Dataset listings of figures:
────────────────
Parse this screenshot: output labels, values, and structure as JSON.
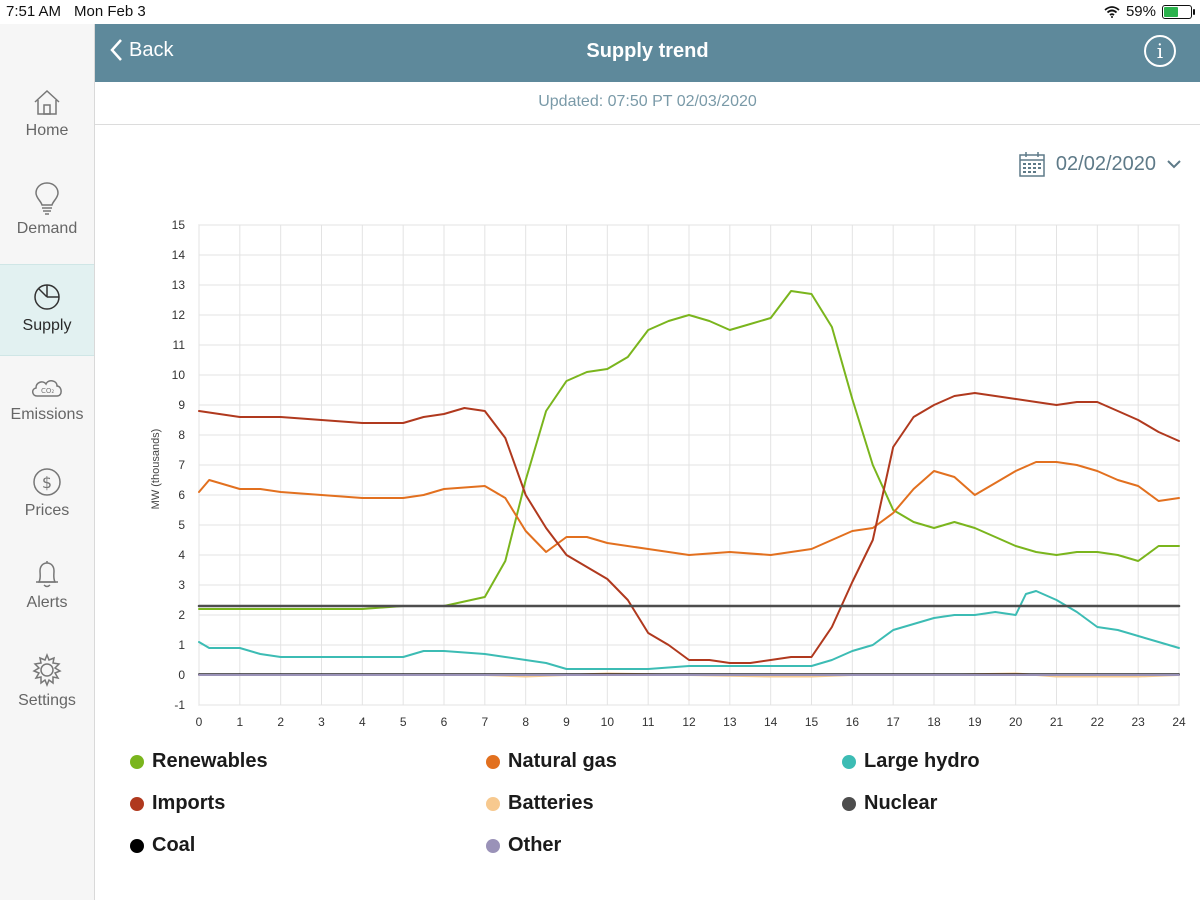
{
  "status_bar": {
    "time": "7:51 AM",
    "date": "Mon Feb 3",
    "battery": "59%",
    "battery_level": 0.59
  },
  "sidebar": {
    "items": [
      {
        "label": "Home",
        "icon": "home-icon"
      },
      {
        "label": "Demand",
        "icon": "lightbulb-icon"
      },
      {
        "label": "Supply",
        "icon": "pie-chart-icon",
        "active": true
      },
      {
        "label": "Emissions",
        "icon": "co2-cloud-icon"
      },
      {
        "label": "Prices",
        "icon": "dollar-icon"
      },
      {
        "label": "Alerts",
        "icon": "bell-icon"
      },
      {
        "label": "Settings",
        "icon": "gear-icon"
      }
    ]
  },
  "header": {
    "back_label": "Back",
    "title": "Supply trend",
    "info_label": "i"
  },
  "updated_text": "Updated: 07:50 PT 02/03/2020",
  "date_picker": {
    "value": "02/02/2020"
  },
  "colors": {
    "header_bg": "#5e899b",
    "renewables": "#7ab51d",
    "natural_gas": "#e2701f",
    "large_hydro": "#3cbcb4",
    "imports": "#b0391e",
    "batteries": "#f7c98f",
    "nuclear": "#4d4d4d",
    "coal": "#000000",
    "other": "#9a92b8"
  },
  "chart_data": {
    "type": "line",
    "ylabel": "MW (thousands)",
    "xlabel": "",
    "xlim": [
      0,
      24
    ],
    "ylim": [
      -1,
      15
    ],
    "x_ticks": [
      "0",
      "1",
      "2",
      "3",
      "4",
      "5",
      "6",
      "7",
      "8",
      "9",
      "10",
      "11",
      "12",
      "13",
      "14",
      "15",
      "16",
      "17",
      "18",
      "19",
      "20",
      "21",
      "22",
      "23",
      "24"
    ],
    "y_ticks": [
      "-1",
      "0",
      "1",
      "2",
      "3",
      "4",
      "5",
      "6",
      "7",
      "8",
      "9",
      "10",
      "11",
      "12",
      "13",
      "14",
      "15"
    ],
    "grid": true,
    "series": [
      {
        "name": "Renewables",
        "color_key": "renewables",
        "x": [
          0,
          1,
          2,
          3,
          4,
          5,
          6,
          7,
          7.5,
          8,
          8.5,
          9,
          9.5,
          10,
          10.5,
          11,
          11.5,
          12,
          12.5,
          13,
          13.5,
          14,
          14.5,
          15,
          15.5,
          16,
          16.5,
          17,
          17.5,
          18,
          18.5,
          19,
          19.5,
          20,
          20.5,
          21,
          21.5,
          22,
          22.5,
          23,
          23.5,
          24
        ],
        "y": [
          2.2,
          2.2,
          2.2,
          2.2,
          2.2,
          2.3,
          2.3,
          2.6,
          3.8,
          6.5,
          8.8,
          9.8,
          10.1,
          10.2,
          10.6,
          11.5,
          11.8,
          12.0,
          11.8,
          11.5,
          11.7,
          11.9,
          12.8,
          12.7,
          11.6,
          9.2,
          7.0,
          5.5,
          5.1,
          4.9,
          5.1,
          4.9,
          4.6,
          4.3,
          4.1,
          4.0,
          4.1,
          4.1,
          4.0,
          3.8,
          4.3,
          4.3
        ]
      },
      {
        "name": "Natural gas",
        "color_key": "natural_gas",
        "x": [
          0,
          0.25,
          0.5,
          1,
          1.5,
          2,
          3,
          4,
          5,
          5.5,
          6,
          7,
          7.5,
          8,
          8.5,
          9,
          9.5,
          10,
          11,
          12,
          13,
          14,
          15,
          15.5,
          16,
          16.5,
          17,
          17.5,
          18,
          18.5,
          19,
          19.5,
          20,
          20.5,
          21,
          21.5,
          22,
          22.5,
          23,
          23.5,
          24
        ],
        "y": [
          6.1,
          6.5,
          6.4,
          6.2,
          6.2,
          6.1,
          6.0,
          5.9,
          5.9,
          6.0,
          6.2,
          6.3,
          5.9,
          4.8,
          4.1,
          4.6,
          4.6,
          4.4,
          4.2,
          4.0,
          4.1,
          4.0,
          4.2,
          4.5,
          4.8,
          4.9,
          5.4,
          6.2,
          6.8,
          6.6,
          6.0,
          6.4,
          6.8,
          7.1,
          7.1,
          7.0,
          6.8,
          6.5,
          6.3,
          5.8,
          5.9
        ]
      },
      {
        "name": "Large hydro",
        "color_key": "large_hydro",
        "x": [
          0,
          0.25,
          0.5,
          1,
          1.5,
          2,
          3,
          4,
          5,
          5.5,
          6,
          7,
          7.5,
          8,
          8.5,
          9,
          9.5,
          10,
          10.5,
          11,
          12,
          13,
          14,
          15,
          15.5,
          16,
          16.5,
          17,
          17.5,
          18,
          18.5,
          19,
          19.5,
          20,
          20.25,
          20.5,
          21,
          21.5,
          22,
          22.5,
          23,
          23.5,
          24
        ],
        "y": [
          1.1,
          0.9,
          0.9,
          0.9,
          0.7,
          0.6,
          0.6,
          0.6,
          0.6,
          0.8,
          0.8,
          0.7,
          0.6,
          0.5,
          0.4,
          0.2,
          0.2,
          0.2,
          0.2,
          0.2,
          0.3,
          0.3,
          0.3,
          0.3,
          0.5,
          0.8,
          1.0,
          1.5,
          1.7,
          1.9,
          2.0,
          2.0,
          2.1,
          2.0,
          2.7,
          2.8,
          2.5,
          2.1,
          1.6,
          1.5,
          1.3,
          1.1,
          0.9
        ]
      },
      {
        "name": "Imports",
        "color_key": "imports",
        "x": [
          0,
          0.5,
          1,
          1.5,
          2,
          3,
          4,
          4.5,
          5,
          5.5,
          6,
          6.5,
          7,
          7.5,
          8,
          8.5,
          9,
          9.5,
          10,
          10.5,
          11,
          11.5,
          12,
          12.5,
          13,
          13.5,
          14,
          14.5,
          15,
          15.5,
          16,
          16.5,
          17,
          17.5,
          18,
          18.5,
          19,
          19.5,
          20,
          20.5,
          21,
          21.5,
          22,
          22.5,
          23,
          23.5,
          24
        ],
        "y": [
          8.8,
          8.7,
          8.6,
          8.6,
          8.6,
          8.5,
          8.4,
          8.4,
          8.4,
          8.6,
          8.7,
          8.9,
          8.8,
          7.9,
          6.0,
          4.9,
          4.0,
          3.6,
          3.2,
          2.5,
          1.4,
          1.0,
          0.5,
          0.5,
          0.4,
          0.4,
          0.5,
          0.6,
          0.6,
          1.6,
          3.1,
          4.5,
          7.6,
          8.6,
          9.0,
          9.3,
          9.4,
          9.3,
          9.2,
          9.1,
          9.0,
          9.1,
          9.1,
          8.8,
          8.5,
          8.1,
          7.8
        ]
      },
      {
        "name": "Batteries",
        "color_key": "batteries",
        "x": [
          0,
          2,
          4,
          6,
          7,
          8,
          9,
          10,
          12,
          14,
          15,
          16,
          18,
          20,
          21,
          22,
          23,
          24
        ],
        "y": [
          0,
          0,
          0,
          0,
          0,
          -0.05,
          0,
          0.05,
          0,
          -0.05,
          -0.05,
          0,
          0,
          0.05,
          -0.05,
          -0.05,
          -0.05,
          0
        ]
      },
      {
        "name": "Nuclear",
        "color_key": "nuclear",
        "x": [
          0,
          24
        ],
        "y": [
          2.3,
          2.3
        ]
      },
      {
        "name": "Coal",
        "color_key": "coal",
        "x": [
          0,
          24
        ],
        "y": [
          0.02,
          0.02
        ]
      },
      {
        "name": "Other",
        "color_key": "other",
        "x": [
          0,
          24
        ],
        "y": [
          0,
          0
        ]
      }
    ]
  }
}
────────────────
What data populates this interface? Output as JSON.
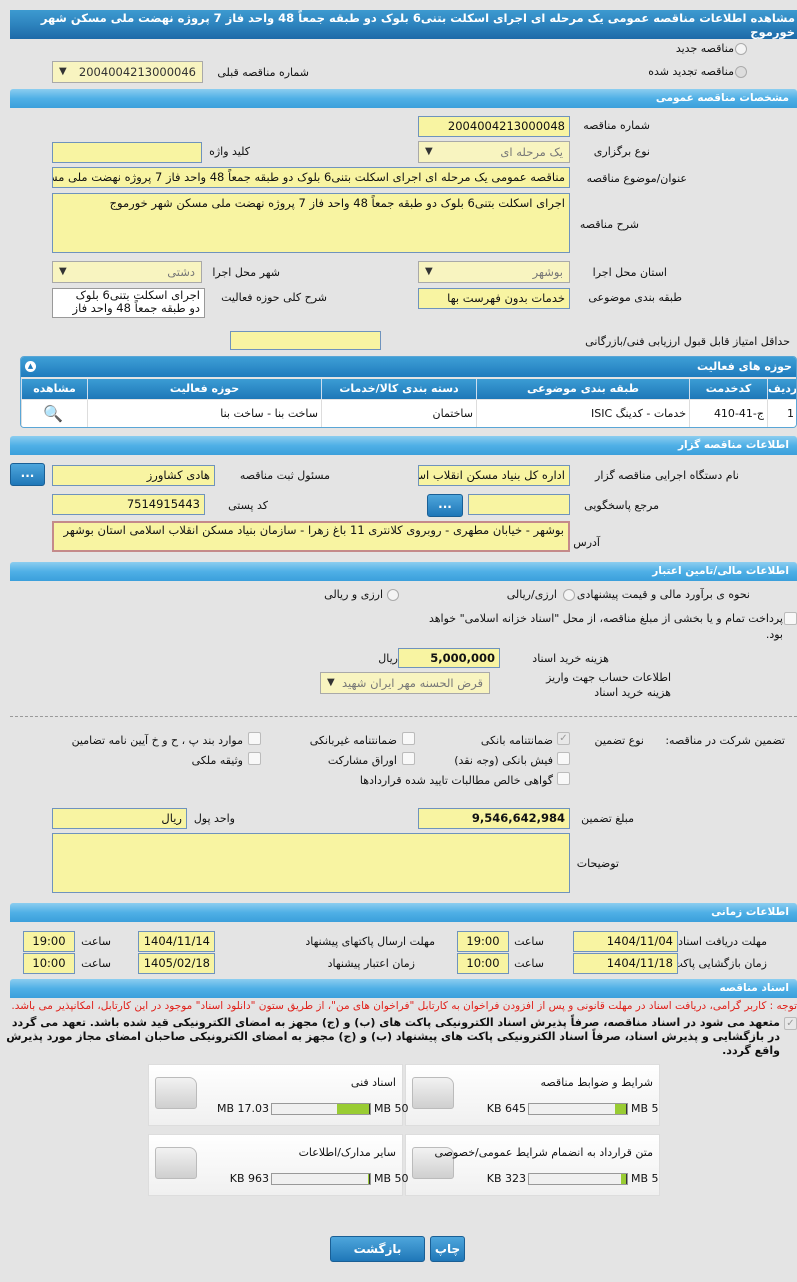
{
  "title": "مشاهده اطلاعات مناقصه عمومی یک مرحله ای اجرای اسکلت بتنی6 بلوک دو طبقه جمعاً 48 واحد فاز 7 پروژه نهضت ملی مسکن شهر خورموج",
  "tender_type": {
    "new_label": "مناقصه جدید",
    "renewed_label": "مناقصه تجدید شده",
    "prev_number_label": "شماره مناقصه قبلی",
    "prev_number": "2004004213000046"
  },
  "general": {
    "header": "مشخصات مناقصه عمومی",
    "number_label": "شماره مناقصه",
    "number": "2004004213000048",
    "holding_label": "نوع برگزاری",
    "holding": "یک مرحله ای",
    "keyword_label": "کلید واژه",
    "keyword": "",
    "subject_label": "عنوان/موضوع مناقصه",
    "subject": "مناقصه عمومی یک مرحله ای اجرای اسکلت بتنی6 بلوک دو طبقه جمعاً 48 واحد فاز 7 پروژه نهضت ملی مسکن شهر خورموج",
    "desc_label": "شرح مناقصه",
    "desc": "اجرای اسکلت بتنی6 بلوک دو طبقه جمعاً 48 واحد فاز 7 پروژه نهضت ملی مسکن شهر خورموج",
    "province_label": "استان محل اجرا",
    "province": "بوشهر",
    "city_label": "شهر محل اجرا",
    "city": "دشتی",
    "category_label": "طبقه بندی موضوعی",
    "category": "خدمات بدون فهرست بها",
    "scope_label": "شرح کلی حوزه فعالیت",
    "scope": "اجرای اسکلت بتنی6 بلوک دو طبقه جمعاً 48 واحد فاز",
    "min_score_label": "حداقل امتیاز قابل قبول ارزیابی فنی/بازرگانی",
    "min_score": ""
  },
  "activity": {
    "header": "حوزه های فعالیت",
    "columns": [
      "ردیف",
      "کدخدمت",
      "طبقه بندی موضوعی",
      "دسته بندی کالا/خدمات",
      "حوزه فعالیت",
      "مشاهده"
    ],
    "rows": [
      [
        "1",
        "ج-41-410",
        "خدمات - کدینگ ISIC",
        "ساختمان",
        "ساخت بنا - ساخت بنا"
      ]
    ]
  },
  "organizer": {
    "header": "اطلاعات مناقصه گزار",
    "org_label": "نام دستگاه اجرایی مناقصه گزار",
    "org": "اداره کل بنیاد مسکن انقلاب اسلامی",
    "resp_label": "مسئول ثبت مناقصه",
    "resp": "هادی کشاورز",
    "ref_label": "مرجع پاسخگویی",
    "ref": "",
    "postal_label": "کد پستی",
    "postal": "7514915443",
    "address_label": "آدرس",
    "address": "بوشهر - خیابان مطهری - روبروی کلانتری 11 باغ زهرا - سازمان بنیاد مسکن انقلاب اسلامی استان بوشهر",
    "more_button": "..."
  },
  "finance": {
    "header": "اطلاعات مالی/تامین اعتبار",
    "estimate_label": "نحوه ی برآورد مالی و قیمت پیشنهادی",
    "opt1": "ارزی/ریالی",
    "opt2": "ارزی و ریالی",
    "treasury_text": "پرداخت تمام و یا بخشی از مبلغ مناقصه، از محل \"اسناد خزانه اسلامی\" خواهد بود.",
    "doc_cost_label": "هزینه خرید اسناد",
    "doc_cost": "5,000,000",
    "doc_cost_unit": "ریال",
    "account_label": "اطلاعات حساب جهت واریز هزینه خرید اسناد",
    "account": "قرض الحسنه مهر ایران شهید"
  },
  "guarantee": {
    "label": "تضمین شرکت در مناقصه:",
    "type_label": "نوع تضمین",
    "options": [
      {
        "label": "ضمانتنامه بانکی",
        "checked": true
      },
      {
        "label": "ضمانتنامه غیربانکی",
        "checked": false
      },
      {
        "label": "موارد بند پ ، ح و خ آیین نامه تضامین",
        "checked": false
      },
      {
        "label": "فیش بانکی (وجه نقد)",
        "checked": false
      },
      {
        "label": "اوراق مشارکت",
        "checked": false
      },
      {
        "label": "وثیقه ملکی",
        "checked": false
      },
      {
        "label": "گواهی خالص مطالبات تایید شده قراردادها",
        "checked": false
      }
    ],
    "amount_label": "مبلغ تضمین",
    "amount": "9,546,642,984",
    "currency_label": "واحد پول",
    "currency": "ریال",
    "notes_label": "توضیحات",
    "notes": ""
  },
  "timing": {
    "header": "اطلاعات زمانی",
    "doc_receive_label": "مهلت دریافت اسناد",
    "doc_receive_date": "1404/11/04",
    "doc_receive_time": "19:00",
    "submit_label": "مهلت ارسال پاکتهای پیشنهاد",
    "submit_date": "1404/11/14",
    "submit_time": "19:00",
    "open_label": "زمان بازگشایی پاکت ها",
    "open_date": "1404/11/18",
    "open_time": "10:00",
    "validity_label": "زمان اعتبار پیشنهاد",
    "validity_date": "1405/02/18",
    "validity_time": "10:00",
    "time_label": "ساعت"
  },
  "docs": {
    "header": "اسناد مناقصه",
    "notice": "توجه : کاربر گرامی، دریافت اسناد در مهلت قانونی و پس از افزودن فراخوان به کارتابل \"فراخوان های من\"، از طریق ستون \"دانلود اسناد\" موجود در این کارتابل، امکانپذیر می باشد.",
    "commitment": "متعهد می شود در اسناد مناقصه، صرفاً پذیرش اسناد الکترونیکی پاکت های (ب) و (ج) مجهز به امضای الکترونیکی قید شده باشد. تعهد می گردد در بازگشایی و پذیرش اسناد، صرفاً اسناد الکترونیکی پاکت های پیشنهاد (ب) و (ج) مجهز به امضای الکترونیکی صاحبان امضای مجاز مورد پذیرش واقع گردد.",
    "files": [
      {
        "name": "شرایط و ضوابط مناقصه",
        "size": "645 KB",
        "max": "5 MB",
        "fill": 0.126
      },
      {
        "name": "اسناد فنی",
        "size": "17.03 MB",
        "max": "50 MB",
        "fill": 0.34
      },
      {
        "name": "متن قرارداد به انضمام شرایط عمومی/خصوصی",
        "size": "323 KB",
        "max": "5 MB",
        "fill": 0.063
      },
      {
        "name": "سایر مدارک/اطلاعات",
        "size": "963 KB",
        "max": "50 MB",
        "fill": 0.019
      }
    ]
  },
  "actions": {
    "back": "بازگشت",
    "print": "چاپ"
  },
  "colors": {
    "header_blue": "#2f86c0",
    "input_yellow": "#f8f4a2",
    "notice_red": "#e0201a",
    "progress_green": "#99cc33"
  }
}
────────────────
What is being asked - Search the data for the word "خدمات" and copy each line where it appears.

Answer below -
    "category": "خدمات بدون فهرست بها",
      "دسته بندی کالا/خدمات",
        "خدمات - کدینگ ISIC",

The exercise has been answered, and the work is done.